** Start of EXCERPTED DATA **
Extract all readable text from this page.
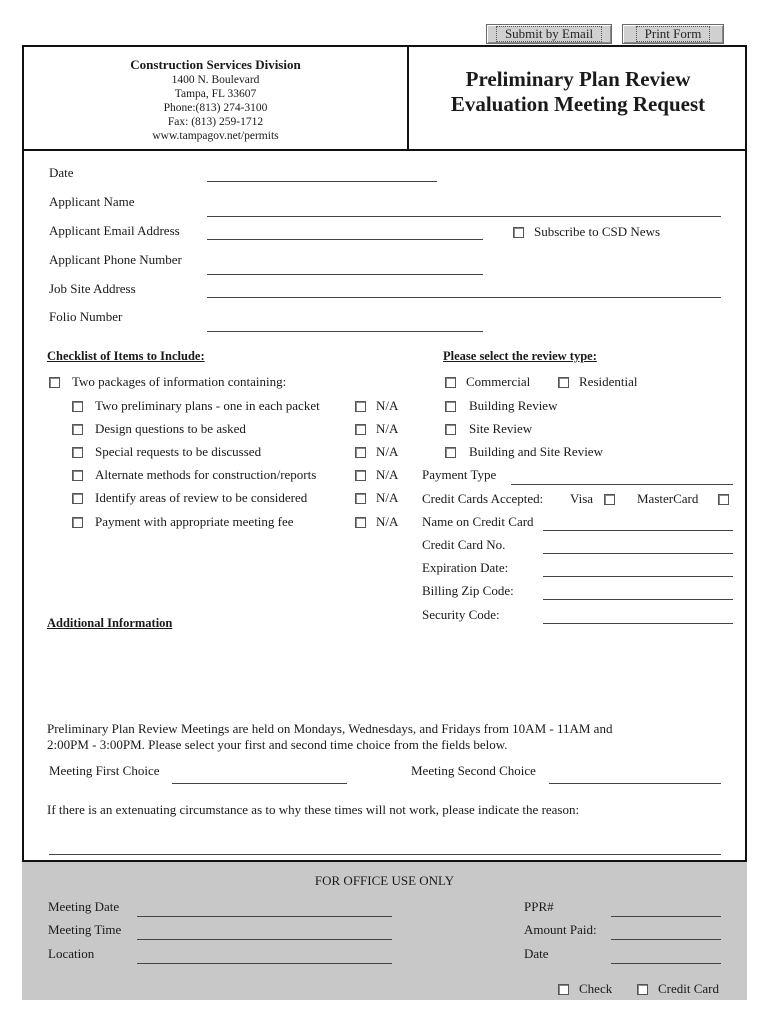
Submit by Email	Print Form
Construction Services Division
1400 N. Boulevard
Tampa, FL 33607
Phone:(813) 274-3100
Fax: (813) 259-1712
www.tampagov.net/permits
Preliminary Plan Review
Evaluation Meeting Request
Date
Applicant Name
Applicant Email Address	Subscribe to CSD News
Applicant Phone Number
Job Site Address
Folio Number
Checklist of Items to Include:
Two packages of information containing:
Two preliminary plans - one in each packet	N/A
Design questions to be asked	N/A
Special requests to be discussed	N/A
Alternate methods for construction/reports	N/A
Identify areas of review to be considered	N/A
Payment with appropriate meeting fee	N/A
Please select the review type:
Commercial	Residential
Building Review
Site Review
Building and Site Review
Payment Type
Credit Cards Accepted: Visa	MasterCard
Name on Credit Card
Credit Card No.
Expiration Date:
Billing Zip Code:
Security Code:
Additional Information
Preliminary Plan Review Meetings are held on Mondays, Wednesdays, and Fridays from 10AM - 11AM and
2:00PM - 3:00PM. Please select your first and second time choice from the fields below.
Meeting First Choice	Meeting Second Choice
If there is an extenuating circumstance as to why these times will not work, please indicate the reason:
FOR OFFICE USE ONLY
Meeting Date
Meeting Time
Location
PPR#
Amount Paid:
Date
Check	Credit Card
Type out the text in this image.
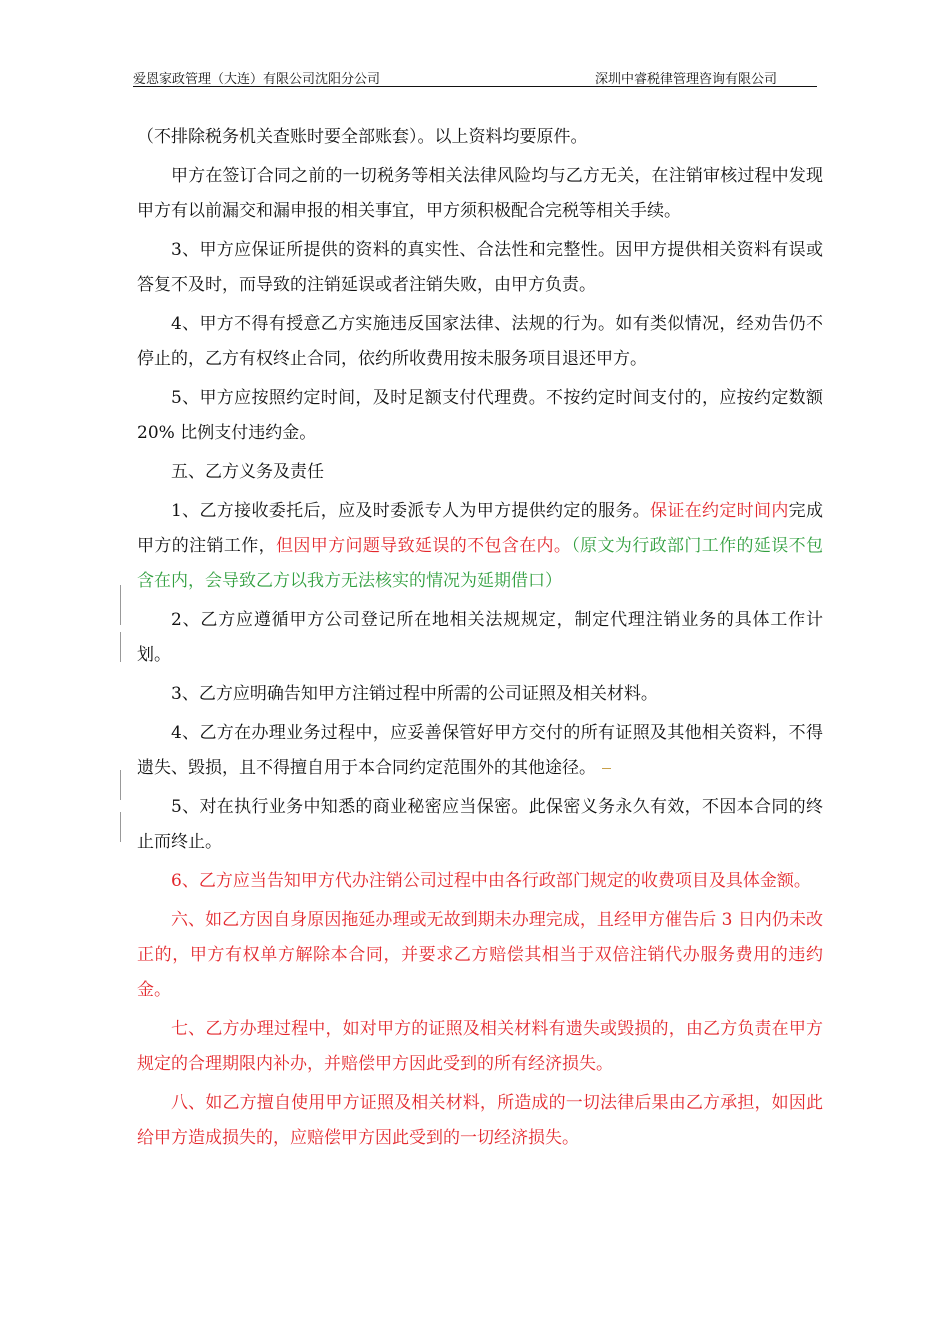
爱恩家政管理（大连）有限公司沈阳分公司	深圳中睿税律管理咨询有限公司

（不排除税务机关查账时要全部账套）。以上资料均要原件。

甲方在签订合同之前的一切税务等相关法律风险均与乙方无关，在注销审核过程中发现甲方有以前漏交和漏申报的相关事宜，甲方须积极配合完税等相关手续。

3、甲方应保证所提供的资料的真实性、合法性和完整性。因甲方提供相关资料有误或答复不及时，而导致的注销延误或者注销失败，由甲方负责。

4、甲方不得有授意乙方实施违反国家法律、法规的行为。如有类似情况，经劝告仍不停止的，乙方有权终止合同，依约所收费用按未服务项目退还甲方。

5、甲方应按照约定时间，及时足额支付代理费。不按约定时间支付的，应按约定数额 20% 比例支付违约金。

五、乙方义务及责任

1、乙方接收委托后，应及时委派专人为甲方提供约定的服务。保证在约定时间内完成甲方的注销工作，但因甲方问题导致延误的不包含在内。（原文为行政部门工作的延误不包含在内，会导致乙方以我方无法核实的情况为延期借口）

2、乙方应遵循甲方公司登记所在地相关法规规定，制定代理注销业务的具体工作计划。

3、乙方应明确告知甲方注销过程中所需的公司证照及相关材料。

4、乙方在办理业务过程中，应妥善保管好甲方交付的所有证照及其他相关资料，不得遗失、毁损，且不得擅自用于本合同约定范围外的其他途径。

5、对在执行业务中知悉的商业秘密应当保密。此保密义务永久有效，不因本合同的终止而终止。

6、乙方应当告知甲方代办注销公司过程中由各行政部门规定的收费项目及具体金额。

六、如乙方因自身原因拖延办理或无故到期未办理完成，且经甲方催告后 3 日内仍未改正的，甲方有权单方解除本合同，并要求乙方赔偿其相当于双倍注销代办服务费用的违约金。

七、乙方办理过程中，如对甲方的证照及相关材料有遗失或毁损的，由乙方负责在甲方规定的合理期限内补办，并赔偿甲方因此受到的所有经济损失。

八、如乙方擅自使用甲方证照及相关材料，所造成的一切法律后果由乙方承担，如因此给甲方造成损失的，应赔偿甲方因此受到的一切经济损失。
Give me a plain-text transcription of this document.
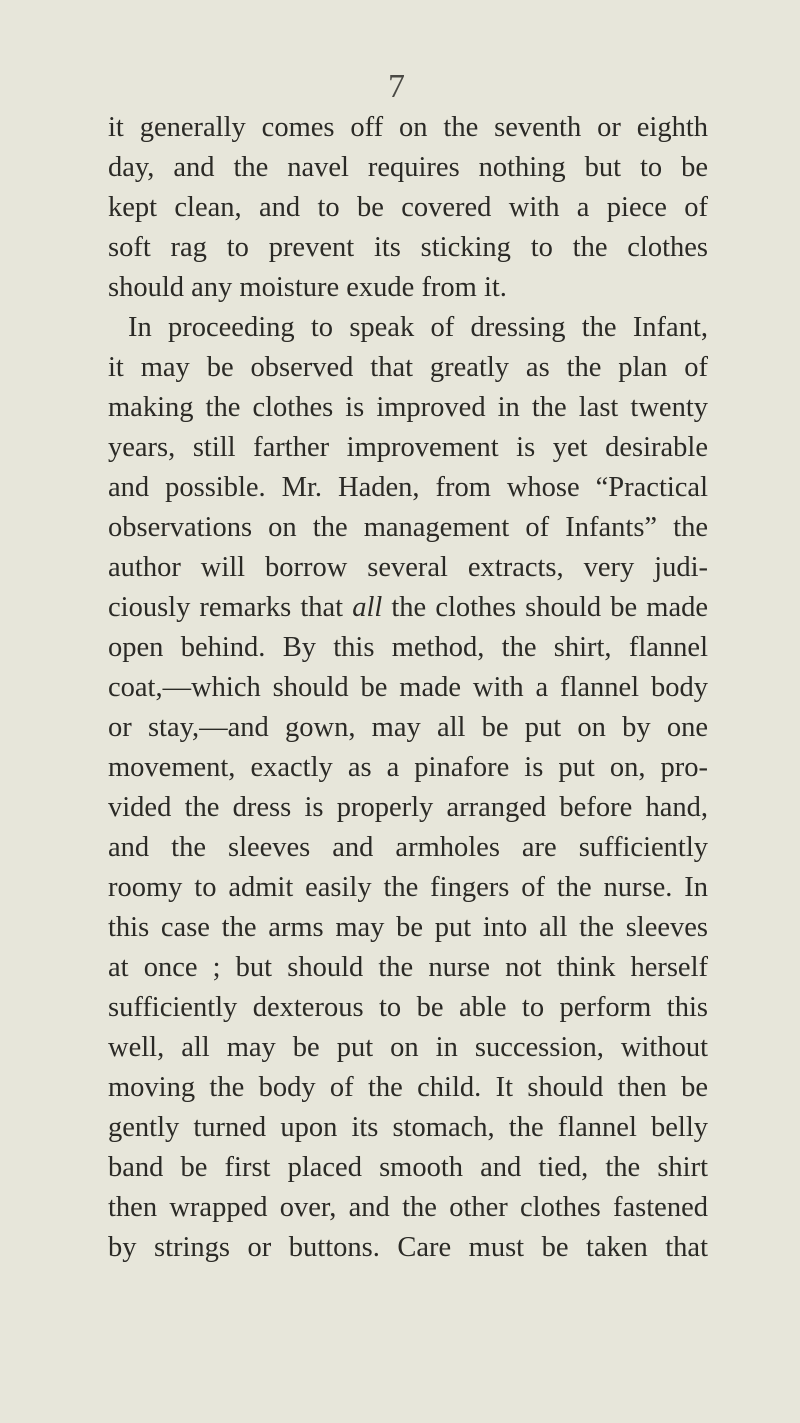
7
it generally comes off on the seventh or eighth
day, and the navel requires nothing but to be
kept clean, and to be covered with a piece of
soft rag to prevent its sticking to the clothes
should any moisture exude from it.
In proceeding to speak of dressing the Infant,
it may be observed that greatly as the plan of
making the clothes is improved in the last twenty
years, still farther improvement is yet desirable
and possible. Mr. Haden, from whose “Practical
observations on the management of Infants” the
author will borrow several extracts, very judi-
ciously remarks that all the clothes should be made
open behind. By this method, the shirt, flannel
coat,—which should be made with a flannel body
or stay,—and gown, may all be put on by one
movement, exactly as a pinafore is put on, pro-
vided the dress is properly arranged before hand,
and the sleeves and armholes are sufficiently
roomy to admit easily the fingers of the nurse. In
this case the arms may be put into all the sleeves
at once ; but should the nurse not think herself
sufficiently dexterous to be able to perform this
well, all may be put on in succession, without
moving the body of the child. It should then be
gently turned upon its stomach, the flannel belly
band be first placed smooth and tied, the shirt
then wrapped over, and the other clothes fastened
by strings or buttons. Care must be taken that
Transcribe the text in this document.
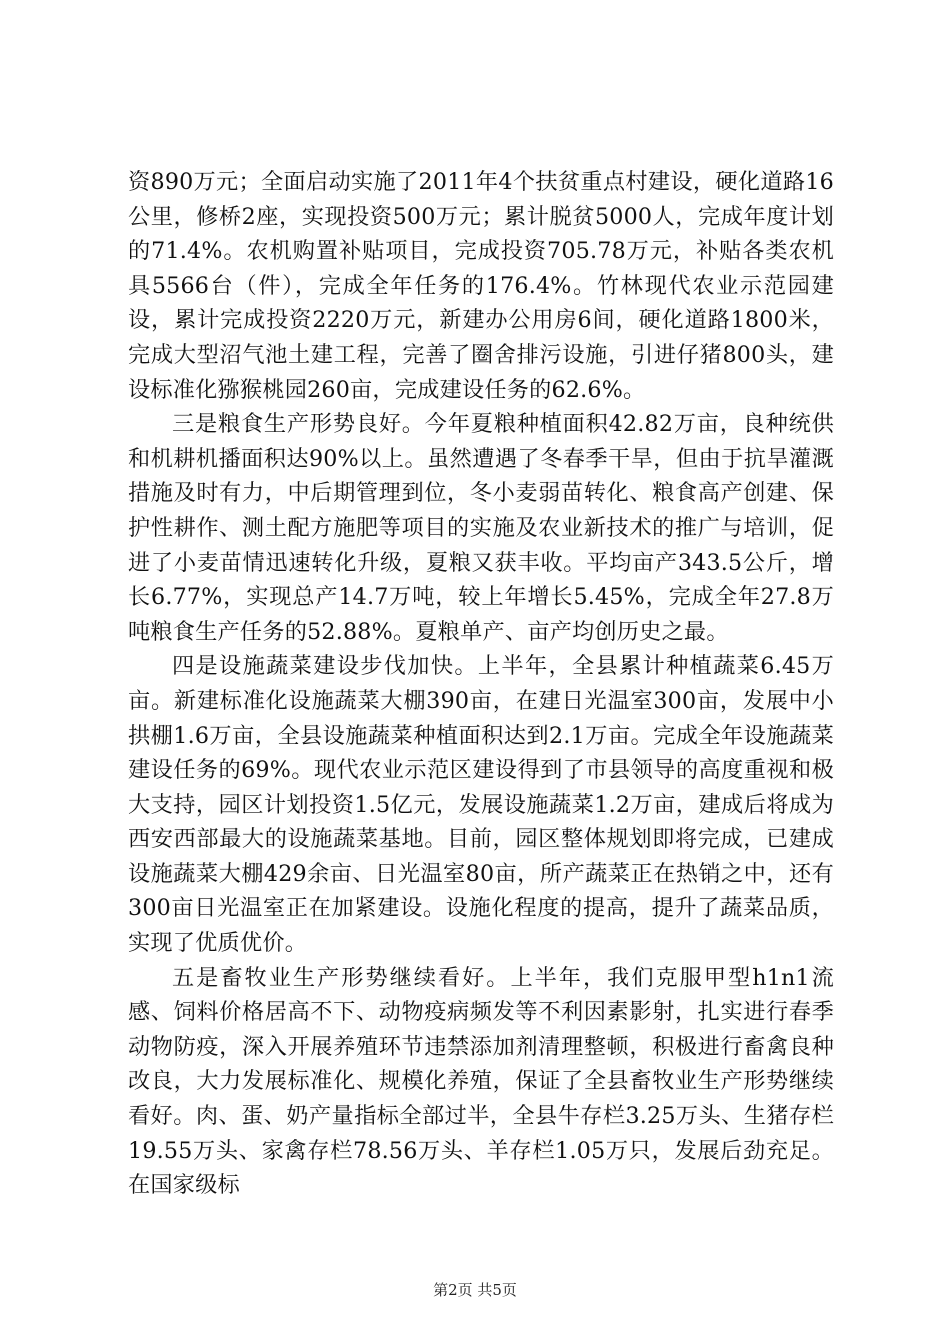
资890万元；全面启动实施了2011年4个扶贫重点村建设，硬化道路16公里，修桥2座，实现投资500万元；累计脱贫5000人，完成年度计划的71.4%。农机购置补贴项目，完成投资705.78万元，补贴各类农机具5566台（件），完成全年任务的176.4%。竹林现代农业示范园建设，累计完成投资2220万元，新建办公用房6间，硬化道路1800米，完成大型沼气池土建工程，完善了圈舍排污设施，引进仔猪800头，建设标准化猕猴桃园260亩，完成建设任务的62.6%。

三是粮食生产形势良好。今年夏粮种植面积42.82万亩，良种统供和机耕机播面积达90%以上。虽然遭遇了冬春季干旱，但由于抗旱灌溉措施及时有力，中后期管理到位，冬小麦弱苗转化、粮食高产创建、保护性耕作、测土配方施肥等项目的实施及农业新技术的推广与培训，促进了小麦苗情迅速转化升级，夏粮又获丰收。平均亩产343.5公斤，增长6.77%，实现总产14.7万吨，较上年增长5.45%，完成全年27.8万吨粮食生产任务的52.88%。夏粮单产、亩产均创历史之最。

四是设施蔬菜建设步伐加快。上半年，全县累计种植蔬菜6.45万亩。新建标准化设施蔬菜大棚390亩，在建日光温室300亩，发展中小拱棚1.6万亩，全县设施蔬菜种植面积达到2.1万亩。完成全年设施蔬菜建设任务的69%。现代农业示范区建设得到了市县领导的高度重视和极大支持，园区计划投资1.5亿元，发展设施蔬菜1.2万亩，建成后将成为西安西部最大的设施蔬菜基地。目前，园区整体规划即将完成，已建成设施蔬菜大棚429余亩、日光温室80亩，所产蔬菜正在热销之中，还有300亩日光温室正在加紧建设。设施化程度的提高，提升了蔬菜品质，实现了优质优价。

五是畜牧业生产形势继续看好。上半年，我们克服甲型h1n1流感、饲料价格居高不下、动物疫病频发等不利因素影射，扎实进行春季动物防疫，深入开展养殖环节违禁添加剂清理整顿，积极进行畜禽良种改良，大力发展标准化、规模化养殖，保证了全县畜牧业生产形势继续看好。肉、蛋、奶产量指标全部过半，全县牛存栏3.25万头、生猪存栏19.55万头、家禽存栏78.56万头、羊存栏1.05万只，发展后劲充足。在国家级标

第2页 共5页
** End of EXCERPTED DATA **
The records above must be echoed exactly, minus their pictures.

Extract all readable text from this page.
Submit by Email	Print Form
Construction Services Division
1400 N. Boulevard
Tampa, FL 33607
Phone:(813) 274-3100
Fax: (813) 259-1712
www.tampagov.net/permits
Preliminary Plan Review
Evaluation Meeting Request
Date
Applicant Name
Applicant Email Address	Subscribe to CSD News
Applicant Phone Number
Job Site Address
Folio Number
Checklist of Items to Include:
Two packages of information containing:
Two preliminary plans - one in each packet	N/A
Design questions to be asked	N/A
Special requests to be discussed	N/A
Alternate methods for construction/reports	N/A
Identify areas of review to be considered	N/A
Payment with appropriate meeting fee	N/A
Please select the review type:
Commercial	Residential
Building Review
Site Review
Building and Site Review
Payment Type
Credit Cards Accepted: Visa	MasterCard
Name on Credit Card
Credit Card No.
Expiration Date:
Billing Zip Code:
Security Code:
Additional Information
Preliminary Plan Review Meetings are held on Mondays, Wednesdays, and Fridays from 10AM - 11AM and
2:00PM - 3:00PM. Please select your first and second time choice from the fields below.
Meeting First Choice	Meeting Second Choice
If there is an extenuating circumstance as to why these times will not work, please indicate the reason:
FOR OFFICE USE ONLY
Meeting Date
Meeting Time
Location
PPR#
Amount Paid:
Date
Check	Credit Card
Type out the text in this image.
爱恩家政管理（大连）有限公司沈阳分公司	深圳中睿税律管理咨询有限公司

（不排除税务机关查账时要全部账套）。以上资料均要原件。

甲方在签订合同之前的一切税务等相关法律风险均与乙方无关，在注销审核过程中发现甲方有以前漏交和漏申报的相关事宜，甲方须积极配合完税等相关手续。

3、甲方应保证所提供的资料的真实性、合法性和完整性。因甲方提供相关资料有误或答复不及时，而导致的注销延误或者注销失败，由甲方负责。

4、甲方不得有授意乙方实施违反国家法律、法规的行为。如有类似情况，经劝告仍不停止的，乙方有权终止合同，依约所收费用按未服务项目退还甲方。

5、甲方应按照约定时间，及时足额支付代理费。不按约定时间支付的，应按约定数额 20% 比例支付违约金。

五、乙方义务及责任

1、乙方接收委托后，应及时委派专人为甲方提供约定的服务。保证在约定时间内完成甲方的注销工作，但因甲方问题导致延误的不包含在内。（原文为行政部门工作的延误不包含在内，会导致乙方以我方无法核实的情况为延期借口）

2、乙方应遵循甲方公司登记所在地相关法规规定，制定代理注销业务的具体工作计划。

3、乙方应明确告知甲方注销过程中所需的公司证照及相关材料。

4、乙方在办理业务过程中，应妥善保管好甲方交付的所有证照及其他相关资料，不得遗失、毁损，且不得擅自用于本合同约定范围外的其他途径。

5、对在执行业务中知悉的商业秘密应当保密。此保密义务永久有效，不因本合同的终止而终止。

6、乙方应当告知甲方代办注销公司过程中由各行政部门规定的收费项目及具体金额。

六、如乙方因自身原因拖延办理或无故到期未办理完成，且经甲方催告后 3 日内仍未改正的，甲方有权单方解除本合同，并要求乙方赔偿其相当于双倍注销代办服务费用的违约金。

七、乙方办理过程中，如对甲方的证照及相关材料有遗失或毁损的，由乙方负责在甲方规定的合理期限内补办，并赔偿甲方因此受到的所有经济损失。

八、如乙方擅自使用甲方证照及相关材料，所造成的一切法律后果由乙方承担，如因此给甲方造成损失的，应赔偿甲方因此受到的一切经济损失。
Give me a plain-text transcription of this document.
7
it generally comes off on the seventh or eighth
day, and the navel requires nothing but to be
kept clean, and to be covered with a piece of
soft rag to prevent its sticking to the clothes
should any moisture exude from it.
In proceeding to speak of dressing the Infant,
it may be observed that greatly as the plan of
making the clothes is improved in the last twenty
years, still farther improvement is yet desirable
and possible. Mr. Haden, from whose “Practical
observations on the management of Infants” the
author will borrow several extracts, very judi-
ciously remarks that all the clothes should be made
open behind. By this method, the shirt, flannel
coat,—which should be made with a flannel body
or stay,—and gown, may all be put on by one
movement, exactly as a pinafore is put on, pro-
vided the dress is properly arranged before hand,
and the sleeves and armholes are sufficiently
roomy to admit easily the fingers of the nurse. In
this case the arms may be put into all the sleeves
at once ; but should the nurse not think herself
sufficiently dexterous to be able to perform this
well, all may be put on in succession, without
moving the body of the child. It should then be
gently turned upon its stomach, the flannel belly
band be first placed smooth and tied, the shirt
then wrapped over, and the other clothes fastened
by strings or buttons. Care must be taken that
Transcribe the text in this document.
资890万元；全面启动实施了2011年4个扶贫重点村建设，硬化道路16公里，修桥2座，实现投资500万元；累计脱贫5000人，完成年度计划的71.4%。农机购置补贴项目，完成投资705.78万元，补贴各类农机具5566台（件），完成全年任务的176.4%。竹林现代农业示范园建设，累计完成投资2220万元，新建办公用房6间，硬化道路1800米，完成大型沼气池土建工程，完善了圈舍排污设施，引进仔猪800头，建设标准化猕猴桃园260亩，完成建设任务的62.6%。

三是粮食生产形势良好。今年夏粮种植面积42.82万亩，良种统供和机耕机播面积达90%以上。虽然遭遇了冬春季干旱，但由于抗旱灌溉措施及时有力，中后期管理到位，冬小麦弱苗转化、粮食高产创建、保护性耕作、测土配方施肥等项目的实施及农业新技术的推广与培训，促进了小麦苗情迅速转化升级，夏粮又获丰收。平均亩产343.5公斤，增长6.77%，实现总产14.7万吨，较上年增长5.45%，完成全年27.8万吨粮食生产任务的52.88%。夏粮单产、亩产均创历史之最。

四是设施蔬菜建设步伐加快。上半年，全县累计种植蔬菜6.45万亩。新建标准化设施蔬菜大棚390亩，在建日光温室300亩，发展中小拱棚1.6万亩，全县设施蔬菜种植面积达到2.1万亩。完成全年设施蔬菜建设任务的69%。现代农业示范区建设得到了市县领导的高度重视和极大支持，园区计划投资1.5亿元，发展设施蔬菜1.2万亩，建成后将成为西安西部最大的设施蔬菜基地。目前，园区整体规划即将完成，已建成设施蔬菜大棚429余亩、日光温室80亩，所产蔬菜正在热销之中，还有300亩日光温室正在加紧建设。设施化程度的提高，提升了蔬菜品质，实现了优质优价。

五是畜牧业生产形势继续看好。上半年，我们克服甲型h1n1流感、饲料价格居高不下、动物疫病频发等不利因素影射，扎实进行春季动物防疫，深入开展养殖环节违禁添加剂清理整顿，积极进行畜禽良种改良，大力发展标准化、规模化养殖，保证了全县畜牧业生产形势继续看好。肉、蛋、奶产量指标全部过半，全县牛存栏3.25万头、生猪存栏19.55万头、家禽存栏78.56万头、羊存栏1.05万只，发展后劲充足。在国家级标

第2页 共5页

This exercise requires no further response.